[Challenge]:
Going through the material below, please gather all lines with the word "this" in them.

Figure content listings
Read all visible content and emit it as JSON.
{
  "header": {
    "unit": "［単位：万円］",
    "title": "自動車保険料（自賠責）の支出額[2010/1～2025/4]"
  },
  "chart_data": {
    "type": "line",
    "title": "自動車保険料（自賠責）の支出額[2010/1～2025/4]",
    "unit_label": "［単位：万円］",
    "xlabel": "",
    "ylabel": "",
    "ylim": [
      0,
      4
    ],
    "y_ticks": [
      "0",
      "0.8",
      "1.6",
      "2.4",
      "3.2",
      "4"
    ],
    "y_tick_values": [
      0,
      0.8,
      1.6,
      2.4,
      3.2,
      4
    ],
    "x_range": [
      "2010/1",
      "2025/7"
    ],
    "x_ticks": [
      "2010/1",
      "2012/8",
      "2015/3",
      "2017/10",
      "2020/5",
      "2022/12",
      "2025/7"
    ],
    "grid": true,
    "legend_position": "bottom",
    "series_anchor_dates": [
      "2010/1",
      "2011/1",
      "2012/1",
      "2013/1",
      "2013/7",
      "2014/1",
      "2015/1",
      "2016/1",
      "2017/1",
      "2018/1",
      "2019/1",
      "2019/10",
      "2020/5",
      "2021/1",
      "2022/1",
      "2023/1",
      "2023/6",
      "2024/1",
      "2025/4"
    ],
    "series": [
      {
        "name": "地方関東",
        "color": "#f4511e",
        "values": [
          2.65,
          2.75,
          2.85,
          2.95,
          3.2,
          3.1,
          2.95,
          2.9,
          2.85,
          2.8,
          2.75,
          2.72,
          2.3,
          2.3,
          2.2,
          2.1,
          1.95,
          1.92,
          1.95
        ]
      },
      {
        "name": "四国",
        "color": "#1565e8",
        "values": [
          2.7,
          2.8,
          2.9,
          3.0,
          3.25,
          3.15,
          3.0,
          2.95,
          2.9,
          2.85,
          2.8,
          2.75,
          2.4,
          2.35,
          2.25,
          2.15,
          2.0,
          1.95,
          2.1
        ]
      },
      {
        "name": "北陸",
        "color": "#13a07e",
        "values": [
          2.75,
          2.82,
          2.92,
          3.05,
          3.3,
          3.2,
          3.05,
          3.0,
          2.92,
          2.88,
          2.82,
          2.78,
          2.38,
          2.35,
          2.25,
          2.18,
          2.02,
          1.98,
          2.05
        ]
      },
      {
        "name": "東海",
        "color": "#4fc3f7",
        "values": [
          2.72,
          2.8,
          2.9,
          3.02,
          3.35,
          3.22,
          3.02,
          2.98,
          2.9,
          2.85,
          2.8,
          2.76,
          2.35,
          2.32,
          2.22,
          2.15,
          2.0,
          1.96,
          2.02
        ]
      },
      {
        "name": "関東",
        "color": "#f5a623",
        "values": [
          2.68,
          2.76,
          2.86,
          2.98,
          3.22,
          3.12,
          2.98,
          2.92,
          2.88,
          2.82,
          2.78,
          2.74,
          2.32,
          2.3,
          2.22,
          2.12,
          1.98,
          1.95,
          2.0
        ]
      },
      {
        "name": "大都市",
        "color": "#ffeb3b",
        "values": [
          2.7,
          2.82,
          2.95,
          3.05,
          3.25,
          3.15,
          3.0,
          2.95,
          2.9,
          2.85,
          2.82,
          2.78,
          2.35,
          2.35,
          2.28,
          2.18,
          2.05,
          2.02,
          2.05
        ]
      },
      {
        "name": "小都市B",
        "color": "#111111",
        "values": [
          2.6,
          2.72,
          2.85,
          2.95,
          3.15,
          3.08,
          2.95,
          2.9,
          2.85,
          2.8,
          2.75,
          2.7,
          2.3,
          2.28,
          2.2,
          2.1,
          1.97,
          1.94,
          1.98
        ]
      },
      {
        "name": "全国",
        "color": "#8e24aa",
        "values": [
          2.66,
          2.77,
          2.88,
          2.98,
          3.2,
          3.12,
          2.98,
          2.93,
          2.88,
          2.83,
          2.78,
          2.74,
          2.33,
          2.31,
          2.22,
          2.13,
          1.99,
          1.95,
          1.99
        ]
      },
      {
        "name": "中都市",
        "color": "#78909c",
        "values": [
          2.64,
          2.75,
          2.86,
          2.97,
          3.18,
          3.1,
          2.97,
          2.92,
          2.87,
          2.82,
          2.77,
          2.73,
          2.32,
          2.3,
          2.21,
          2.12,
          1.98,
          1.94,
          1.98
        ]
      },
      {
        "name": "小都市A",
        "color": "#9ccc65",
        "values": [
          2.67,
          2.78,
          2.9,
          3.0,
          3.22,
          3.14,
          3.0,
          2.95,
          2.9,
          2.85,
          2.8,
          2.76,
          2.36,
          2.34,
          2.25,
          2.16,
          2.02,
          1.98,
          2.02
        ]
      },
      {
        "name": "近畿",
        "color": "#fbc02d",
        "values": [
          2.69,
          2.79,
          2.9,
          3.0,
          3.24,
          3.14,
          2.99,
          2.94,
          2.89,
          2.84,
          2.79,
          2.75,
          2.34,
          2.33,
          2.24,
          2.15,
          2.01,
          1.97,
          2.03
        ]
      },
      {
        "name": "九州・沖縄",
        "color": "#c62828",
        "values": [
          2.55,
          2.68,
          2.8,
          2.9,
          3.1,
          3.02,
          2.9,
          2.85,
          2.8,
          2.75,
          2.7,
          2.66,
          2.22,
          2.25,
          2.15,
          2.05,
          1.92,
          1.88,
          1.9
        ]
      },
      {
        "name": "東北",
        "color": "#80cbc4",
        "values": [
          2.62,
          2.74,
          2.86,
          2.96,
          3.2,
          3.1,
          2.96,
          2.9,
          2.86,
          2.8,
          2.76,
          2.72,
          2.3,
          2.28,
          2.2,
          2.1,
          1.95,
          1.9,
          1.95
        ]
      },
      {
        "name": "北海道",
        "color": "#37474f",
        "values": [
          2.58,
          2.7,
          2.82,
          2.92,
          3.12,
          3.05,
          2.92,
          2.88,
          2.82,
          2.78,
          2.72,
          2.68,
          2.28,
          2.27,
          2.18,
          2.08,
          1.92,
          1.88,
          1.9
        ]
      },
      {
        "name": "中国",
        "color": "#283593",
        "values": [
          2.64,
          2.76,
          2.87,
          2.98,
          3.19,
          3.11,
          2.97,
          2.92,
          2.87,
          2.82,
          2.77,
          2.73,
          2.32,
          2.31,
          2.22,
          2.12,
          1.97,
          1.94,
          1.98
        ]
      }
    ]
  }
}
---
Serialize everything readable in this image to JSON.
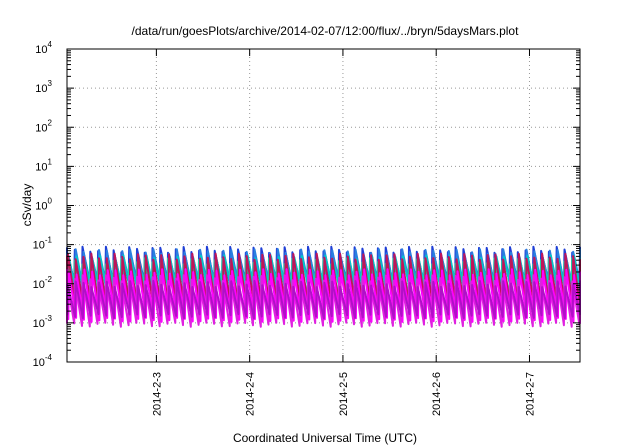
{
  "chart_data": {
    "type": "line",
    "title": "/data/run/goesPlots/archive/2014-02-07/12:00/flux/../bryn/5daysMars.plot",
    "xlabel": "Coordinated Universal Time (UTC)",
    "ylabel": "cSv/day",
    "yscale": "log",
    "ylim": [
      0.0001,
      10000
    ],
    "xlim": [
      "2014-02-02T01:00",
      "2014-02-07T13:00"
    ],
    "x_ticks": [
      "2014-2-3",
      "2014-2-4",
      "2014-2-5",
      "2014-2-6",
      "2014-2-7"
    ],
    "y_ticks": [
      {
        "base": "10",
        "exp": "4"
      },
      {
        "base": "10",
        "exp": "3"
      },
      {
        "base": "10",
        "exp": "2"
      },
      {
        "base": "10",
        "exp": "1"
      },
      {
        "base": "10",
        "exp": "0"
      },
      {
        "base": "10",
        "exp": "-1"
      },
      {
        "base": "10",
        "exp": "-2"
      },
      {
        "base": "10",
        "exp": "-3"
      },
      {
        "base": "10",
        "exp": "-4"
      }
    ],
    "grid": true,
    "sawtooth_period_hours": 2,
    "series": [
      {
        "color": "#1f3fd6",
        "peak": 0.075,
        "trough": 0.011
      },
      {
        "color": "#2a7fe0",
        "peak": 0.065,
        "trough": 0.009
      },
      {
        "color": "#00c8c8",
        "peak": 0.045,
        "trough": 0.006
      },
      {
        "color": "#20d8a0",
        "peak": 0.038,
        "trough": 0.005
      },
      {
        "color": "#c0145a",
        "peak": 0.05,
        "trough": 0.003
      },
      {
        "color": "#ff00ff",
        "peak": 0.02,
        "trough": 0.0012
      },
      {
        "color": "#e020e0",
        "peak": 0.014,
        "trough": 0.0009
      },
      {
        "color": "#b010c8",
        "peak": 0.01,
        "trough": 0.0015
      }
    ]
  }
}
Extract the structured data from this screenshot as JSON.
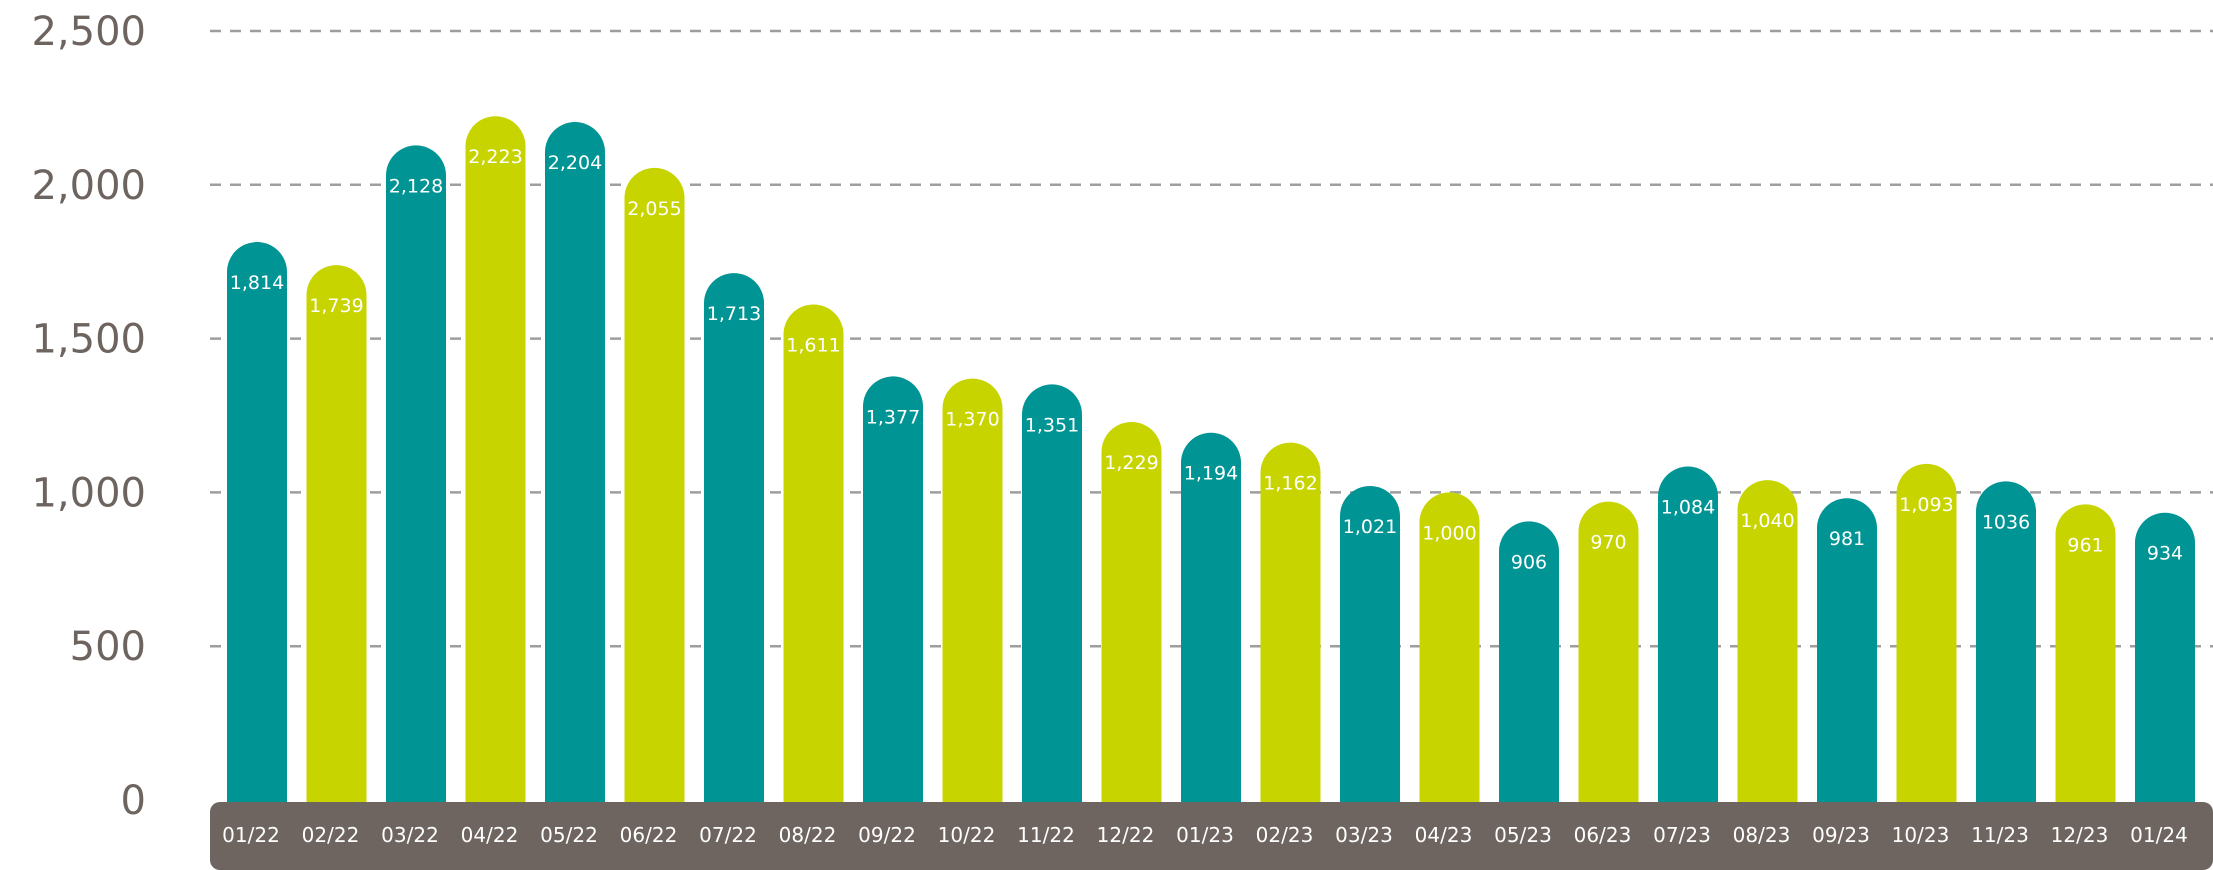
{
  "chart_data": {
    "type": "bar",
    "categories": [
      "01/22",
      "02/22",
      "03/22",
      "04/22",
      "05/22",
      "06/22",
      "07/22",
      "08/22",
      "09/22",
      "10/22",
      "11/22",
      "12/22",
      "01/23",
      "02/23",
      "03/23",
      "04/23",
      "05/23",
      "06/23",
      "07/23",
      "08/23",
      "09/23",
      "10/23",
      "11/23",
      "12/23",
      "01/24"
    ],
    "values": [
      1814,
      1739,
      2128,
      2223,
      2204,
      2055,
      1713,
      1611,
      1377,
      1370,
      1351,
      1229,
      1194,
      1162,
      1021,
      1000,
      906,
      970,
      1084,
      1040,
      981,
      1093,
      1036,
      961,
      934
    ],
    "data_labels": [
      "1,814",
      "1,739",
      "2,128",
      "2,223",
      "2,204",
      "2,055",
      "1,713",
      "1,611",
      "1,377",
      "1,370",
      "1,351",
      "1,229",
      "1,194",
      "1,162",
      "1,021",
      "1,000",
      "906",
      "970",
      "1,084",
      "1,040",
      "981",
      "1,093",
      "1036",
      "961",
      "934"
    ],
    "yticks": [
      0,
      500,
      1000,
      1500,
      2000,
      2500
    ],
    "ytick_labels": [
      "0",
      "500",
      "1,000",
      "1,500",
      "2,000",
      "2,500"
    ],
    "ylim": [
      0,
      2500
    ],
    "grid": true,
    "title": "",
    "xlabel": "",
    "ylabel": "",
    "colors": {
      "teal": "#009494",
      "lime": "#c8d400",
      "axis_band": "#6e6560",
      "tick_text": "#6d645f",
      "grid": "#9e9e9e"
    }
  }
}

[Solution to the exercise]:
Serialize everything readable in this image to JSON.
Extract the structured data from this screenshot as JSON.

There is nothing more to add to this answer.